* Start *

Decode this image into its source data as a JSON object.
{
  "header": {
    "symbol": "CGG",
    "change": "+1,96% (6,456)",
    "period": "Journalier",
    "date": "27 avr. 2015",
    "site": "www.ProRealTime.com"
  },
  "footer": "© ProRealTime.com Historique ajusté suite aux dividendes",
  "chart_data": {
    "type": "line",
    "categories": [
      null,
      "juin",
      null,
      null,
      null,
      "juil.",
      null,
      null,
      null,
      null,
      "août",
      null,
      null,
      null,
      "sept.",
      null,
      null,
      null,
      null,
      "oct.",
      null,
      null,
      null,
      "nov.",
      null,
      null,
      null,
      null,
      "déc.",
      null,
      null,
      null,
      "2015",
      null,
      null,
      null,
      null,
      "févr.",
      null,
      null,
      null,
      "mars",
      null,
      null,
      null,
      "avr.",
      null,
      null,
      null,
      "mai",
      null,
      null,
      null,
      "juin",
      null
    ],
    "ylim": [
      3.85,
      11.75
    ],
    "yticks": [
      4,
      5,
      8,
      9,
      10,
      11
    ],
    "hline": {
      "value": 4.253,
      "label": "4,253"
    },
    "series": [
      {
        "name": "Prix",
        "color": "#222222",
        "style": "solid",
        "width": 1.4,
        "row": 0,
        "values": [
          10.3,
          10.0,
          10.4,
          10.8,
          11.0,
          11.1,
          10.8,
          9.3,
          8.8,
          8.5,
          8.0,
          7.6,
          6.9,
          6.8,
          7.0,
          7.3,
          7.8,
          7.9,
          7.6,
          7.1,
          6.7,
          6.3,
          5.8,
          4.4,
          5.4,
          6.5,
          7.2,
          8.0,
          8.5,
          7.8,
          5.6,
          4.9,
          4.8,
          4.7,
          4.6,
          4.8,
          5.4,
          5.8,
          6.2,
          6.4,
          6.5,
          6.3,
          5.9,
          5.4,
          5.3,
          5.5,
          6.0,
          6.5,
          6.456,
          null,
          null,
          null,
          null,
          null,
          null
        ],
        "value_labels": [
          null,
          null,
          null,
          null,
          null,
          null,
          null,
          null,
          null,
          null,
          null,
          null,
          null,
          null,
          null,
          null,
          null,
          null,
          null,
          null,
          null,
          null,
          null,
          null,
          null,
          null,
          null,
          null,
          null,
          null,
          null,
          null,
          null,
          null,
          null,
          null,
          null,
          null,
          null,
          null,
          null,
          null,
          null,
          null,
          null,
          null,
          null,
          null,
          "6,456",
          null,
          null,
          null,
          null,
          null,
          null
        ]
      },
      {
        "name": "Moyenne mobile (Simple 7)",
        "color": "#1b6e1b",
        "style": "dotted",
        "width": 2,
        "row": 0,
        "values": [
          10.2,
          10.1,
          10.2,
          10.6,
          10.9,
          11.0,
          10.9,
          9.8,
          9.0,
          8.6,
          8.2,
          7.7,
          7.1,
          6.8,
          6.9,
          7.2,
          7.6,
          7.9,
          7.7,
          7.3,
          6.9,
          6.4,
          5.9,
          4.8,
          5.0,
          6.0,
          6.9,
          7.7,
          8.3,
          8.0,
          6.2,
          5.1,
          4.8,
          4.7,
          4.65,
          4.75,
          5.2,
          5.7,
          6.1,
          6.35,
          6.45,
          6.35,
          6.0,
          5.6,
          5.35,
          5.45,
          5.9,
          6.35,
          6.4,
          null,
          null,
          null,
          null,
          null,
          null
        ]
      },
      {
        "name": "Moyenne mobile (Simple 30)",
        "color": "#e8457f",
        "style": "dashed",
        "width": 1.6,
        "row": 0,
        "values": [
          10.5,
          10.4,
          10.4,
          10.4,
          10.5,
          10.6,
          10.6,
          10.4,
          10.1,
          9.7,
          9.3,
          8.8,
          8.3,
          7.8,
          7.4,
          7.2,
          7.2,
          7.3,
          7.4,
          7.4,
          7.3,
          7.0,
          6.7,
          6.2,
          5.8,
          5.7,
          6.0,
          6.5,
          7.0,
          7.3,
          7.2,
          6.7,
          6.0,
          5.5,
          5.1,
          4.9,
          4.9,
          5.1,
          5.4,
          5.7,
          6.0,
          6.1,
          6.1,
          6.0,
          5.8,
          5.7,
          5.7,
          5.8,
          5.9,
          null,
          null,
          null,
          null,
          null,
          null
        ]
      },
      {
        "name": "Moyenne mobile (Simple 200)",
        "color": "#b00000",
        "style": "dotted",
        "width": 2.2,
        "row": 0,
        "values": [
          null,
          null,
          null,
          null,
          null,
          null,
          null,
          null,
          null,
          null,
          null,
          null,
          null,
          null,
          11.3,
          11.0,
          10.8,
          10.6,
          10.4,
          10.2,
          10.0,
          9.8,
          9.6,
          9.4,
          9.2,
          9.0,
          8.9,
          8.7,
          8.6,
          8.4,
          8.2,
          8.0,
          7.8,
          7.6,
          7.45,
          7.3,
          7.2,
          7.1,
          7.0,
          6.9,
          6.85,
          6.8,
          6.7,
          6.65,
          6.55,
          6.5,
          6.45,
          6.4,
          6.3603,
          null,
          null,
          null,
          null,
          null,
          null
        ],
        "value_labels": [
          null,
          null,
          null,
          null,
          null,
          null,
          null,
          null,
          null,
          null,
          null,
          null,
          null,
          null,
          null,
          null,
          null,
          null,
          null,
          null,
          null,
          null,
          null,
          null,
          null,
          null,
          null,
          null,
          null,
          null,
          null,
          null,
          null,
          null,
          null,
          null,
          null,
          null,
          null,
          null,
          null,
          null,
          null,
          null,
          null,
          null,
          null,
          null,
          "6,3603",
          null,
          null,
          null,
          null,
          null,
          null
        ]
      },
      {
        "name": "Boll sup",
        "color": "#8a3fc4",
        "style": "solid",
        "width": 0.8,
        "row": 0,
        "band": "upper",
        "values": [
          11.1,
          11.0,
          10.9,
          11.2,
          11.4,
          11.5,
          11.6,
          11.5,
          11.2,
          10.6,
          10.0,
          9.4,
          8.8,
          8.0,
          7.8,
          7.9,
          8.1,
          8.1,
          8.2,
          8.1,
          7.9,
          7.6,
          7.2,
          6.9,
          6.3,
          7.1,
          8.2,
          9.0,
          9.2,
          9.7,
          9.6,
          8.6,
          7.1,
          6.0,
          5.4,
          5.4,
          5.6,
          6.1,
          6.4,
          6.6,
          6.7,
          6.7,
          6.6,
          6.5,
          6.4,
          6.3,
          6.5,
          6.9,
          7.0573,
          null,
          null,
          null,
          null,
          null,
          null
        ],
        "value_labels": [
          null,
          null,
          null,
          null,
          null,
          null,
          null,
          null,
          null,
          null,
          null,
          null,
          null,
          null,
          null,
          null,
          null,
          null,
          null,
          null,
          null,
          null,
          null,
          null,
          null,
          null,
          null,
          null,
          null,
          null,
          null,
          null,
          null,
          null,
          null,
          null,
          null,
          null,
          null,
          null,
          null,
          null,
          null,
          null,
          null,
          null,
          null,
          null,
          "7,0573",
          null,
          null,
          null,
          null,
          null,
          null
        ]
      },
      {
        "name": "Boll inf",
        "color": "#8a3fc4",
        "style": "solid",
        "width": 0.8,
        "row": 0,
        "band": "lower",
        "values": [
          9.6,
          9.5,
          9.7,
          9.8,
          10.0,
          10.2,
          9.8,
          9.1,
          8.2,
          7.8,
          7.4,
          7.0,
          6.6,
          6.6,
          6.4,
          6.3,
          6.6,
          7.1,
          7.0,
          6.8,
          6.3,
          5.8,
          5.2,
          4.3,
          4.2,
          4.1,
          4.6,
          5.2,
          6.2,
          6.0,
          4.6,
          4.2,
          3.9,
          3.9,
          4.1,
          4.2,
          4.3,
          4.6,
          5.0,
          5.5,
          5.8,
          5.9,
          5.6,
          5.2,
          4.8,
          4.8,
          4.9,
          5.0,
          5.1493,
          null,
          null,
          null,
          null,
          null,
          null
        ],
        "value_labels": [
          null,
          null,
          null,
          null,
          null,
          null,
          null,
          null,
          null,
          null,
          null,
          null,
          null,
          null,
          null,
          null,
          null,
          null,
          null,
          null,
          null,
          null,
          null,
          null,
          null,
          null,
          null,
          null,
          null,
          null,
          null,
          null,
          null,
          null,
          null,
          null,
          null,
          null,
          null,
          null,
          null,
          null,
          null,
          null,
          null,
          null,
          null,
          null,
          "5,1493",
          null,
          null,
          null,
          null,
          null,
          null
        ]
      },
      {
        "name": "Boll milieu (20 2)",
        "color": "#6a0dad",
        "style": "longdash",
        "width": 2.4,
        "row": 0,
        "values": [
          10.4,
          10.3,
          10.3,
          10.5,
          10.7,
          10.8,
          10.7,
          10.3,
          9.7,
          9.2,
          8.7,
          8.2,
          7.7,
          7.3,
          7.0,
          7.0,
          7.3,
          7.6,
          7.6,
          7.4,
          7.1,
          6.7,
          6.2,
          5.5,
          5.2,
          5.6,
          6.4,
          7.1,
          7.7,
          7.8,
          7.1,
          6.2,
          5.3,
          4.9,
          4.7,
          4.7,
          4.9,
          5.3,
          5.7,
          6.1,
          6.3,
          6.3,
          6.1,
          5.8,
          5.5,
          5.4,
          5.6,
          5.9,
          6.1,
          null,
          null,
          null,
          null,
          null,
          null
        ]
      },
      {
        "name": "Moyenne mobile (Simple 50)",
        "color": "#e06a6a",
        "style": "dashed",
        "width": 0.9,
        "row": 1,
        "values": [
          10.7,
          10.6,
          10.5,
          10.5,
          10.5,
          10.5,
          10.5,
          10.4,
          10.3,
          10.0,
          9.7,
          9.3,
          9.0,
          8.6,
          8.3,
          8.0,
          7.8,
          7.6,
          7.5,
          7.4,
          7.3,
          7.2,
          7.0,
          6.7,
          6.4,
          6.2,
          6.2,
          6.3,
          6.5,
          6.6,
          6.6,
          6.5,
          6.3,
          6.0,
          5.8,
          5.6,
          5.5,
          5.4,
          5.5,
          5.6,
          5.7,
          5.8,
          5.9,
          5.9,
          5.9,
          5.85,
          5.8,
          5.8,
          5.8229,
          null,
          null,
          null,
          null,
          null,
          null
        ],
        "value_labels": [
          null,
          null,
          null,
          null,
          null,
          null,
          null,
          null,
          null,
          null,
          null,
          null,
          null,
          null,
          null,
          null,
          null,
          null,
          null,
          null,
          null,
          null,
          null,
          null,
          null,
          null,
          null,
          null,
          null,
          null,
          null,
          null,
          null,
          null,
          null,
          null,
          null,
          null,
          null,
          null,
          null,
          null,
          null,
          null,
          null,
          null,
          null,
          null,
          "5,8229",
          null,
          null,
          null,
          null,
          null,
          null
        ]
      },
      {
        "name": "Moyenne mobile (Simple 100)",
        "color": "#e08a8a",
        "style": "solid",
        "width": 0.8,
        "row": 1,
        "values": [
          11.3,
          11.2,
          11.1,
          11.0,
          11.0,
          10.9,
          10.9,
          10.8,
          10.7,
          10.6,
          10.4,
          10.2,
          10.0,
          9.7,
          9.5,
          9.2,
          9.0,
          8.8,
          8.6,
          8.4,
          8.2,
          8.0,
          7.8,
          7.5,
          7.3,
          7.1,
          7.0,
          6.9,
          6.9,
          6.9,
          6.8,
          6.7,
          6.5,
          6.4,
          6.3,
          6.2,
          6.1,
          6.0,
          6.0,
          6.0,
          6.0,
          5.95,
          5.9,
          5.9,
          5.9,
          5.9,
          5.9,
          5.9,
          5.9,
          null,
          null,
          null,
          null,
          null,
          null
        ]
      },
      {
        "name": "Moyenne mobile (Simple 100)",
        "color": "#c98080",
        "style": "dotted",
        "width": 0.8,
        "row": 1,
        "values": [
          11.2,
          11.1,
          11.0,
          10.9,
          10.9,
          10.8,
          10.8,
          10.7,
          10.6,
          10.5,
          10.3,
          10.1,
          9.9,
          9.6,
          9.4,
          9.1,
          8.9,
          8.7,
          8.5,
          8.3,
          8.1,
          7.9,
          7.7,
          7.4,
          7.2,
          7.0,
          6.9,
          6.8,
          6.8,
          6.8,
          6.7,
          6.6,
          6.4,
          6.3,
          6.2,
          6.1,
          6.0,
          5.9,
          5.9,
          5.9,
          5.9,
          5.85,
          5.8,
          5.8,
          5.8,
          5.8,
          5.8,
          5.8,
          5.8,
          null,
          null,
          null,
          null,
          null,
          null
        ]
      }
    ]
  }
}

* End *

## AIM:
From the entries, report each line that includes the word "color".

## RESULT FOR THIS EXERCISE:
        "color": "#222222",
        "color": "#1b6e1b",
        "color": "#e8457f",
        "color": "#b00000",
        "color": "#8a3fc4",
        "color": "#8a3fc4",
        "color": "#6a0dad",
        "color": "#e06a6a",
        "color": "#e08a8a",
        "color": "#c98080",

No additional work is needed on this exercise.